_Task to carry out_: Copy out all the records exactly.
━━━━━ Exercise inputs
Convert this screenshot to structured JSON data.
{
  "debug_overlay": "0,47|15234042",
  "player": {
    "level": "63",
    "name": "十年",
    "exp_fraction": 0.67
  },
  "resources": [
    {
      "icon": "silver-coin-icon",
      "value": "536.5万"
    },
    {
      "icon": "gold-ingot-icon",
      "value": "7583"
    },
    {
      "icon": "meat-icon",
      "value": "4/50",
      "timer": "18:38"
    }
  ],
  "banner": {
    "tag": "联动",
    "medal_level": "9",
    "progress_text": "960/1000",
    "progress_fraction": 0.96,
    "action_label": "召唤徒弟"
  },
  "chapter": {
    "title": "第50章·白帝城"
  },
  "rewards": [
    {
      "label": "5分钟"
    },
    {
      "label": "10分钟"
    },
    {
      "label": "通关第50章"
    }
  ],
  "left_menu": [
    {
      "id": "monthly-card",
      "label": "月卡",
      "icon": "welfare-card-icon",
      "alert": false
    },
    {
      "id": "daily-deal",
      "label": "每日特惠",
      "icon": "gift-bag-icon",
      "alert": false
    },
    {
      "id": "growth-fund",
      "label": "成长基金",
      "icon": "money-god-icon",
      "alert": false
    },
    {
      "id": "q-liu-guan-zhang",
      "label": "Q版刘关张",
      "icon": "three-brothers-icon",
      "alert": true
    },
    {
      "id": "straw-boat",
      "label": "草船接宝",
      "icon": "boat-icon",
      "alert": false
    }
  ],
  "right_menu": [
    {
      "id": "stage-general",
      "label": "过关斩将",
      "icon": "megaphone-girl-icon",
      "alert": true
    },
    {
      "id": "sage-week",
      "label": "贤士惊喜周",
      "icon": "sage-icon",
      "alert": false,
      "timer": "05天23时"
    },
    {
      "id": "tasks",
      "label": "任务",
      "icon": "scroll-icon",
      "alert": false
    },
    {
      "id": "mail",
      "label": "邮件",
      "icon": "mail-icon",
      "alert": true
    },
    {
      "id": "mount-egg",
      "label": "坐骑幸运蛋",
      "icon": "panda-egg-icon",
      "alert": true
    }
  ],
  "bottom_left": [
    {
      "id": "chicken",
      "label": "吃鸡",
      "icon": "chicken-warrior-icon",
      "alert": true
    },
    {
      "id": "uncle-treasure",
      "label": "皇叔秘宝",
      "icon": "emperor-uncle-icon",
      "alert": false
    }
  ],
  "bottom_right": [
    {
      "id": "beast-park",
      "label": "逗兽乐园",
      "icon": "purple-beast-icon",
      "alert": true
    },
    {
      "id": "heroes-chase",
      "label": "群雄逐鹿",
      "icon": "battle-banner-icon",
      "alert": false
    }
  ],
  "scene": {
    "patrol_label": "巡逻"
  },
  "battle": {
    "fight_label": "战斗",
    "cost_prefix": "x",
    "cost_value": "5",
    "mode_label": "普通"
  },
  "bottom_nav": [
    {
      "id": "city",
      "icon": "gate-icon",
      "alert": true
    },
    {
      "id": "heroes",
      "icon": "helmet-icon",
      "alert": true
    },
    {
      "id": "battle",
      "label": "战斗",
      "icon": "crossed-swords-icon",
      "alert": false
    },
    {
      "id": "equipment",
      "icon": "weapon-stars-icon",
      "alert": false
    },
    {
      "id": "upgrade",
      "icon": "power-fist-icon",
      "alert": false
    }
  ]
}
━━━━━━━━━━
_Expected answer_:
Convert this screenshot to structured JSON data.
{
  "debug_overlay": "0,47|15234042",
  "player": {
    "level": "63",
    "name": "十年",
    "exp_fraction": 0.67
  },
  "resources": [
    {
      "icon": "silver-coin-icon",
      "value": "536.5万"
    },
    {
      "icon": "gold-ingot-icon",
      "value": "7583"
    },
    {
      "icon": "meat-icon",
      "value": "4/50",
      "timer": "18:38"
    }
  ],
  "banner": {
    "tag": "联动",
    "medal_level": "9",
    "progress_text": "960/1000",
    "progress_fraction": 0.96,
    "action_label": "召唤徒弟"
  },
  "chapter": {
    "title": "第50章·白帝城"
  },
  "rewards": [
    {
      "label": "5分钟"
    },
    {
      "label": "10分钟"
    },
    {
      "label": "通关第50章"
    }
  ],
  "left_menu": [
    {
      "id": "monthly-card",
      "label": "月卡",
      "icon": "welfare-card-icon",
      "alert": false
    },
    {
      "id": "daily-deal",
      "label": "每日特惠",
      "icon": "gift-bag-icon",
      "alert": false
    },
    {
      "id": "growth-fund",
      "label": "成长基金",
      "icon": "money-god-icon",
      "alert": false
    },
    {
      "id": "q-liu-guan-zhang",
      "label": "Q版刘关张",
      "icon": "three-brothers-icon",
      "alert": true
    },
    {
      "id": "straw-boat",
      "label": "草船接宝",
      "icon": "boat-icon",
      "alert": false
    }
  ],
  "right_menu": [
    {
      "id": "stage-general",
      "label": "过关斩将",
      "icon": "megaphone-girl-icon",
      "alert": true
    },
    {
      "id": "sage-week",
      "label": "贤士惊喜周",
      "icon": "sage-icon",
      "alert": false,
      "timer": "05天23时"
    },
    {
      "id": "tasks",
      "label": "任务",
      "icon": "scroll-icon",
      "alert": false
    },
    {
      "id": "mail",
      "label": "邮件",
      "icon": "mail-icon",
      "alert": true
    },
    {
      "id": "mount-egg",
      "label": "坐骑幸运蛋",
      "icon": "panda-egg-icon",
      "alert": true
    }
  ],
  "bottom_left": [
    {
      "id": "chicken",
      "label": "吃鸡",
      "icon": "chicken-warrior-icon",
      "alert": true
    },
    {
      "id": "uncle-treasure",
      "label": "皇叔秘宝",
      "icon": "emperor-uncle-icon",
      "alert": false
    }
  ],
  "bottom_right": [
    {
      "id": "beast-park",
      "label": "逗兽乐园",
      "icon": "purple-beast-icon",
      "alert": true
    },
    {
      "id": "heroes-chase",
      "label": "群雄逐鹿",
      "icon": "battle-banner-icon",
      "alert": false
    }
  ],
  "scene": {
    "patrol_label": "巡逻"
  },
  "battle": {
    "fight_label": "战斗",
    "cost_prefix": "x",
    "cost_value": "5",
    "mode_label": "普通"
  },
  "bottom_nav": [
    {
      "id": "city",
      "icon": "gate-icon",
      "alert": true
    },
    {
      "id": "heroes",
      "icon": "helmet-icon",
      "alert": true
    },
    {
      "id": "battle",
      "label": "战斗",
      "icon": "crossed-swords-icon",
      "alert": false
    },
    {
      "id": "equipment",
      "icon": "weapon-stars-icon",
      "alert": false
    },
    {
      "id": "upgrade",
      "icon": "power-fist-icon",
      "alert": false
    }
  ]
}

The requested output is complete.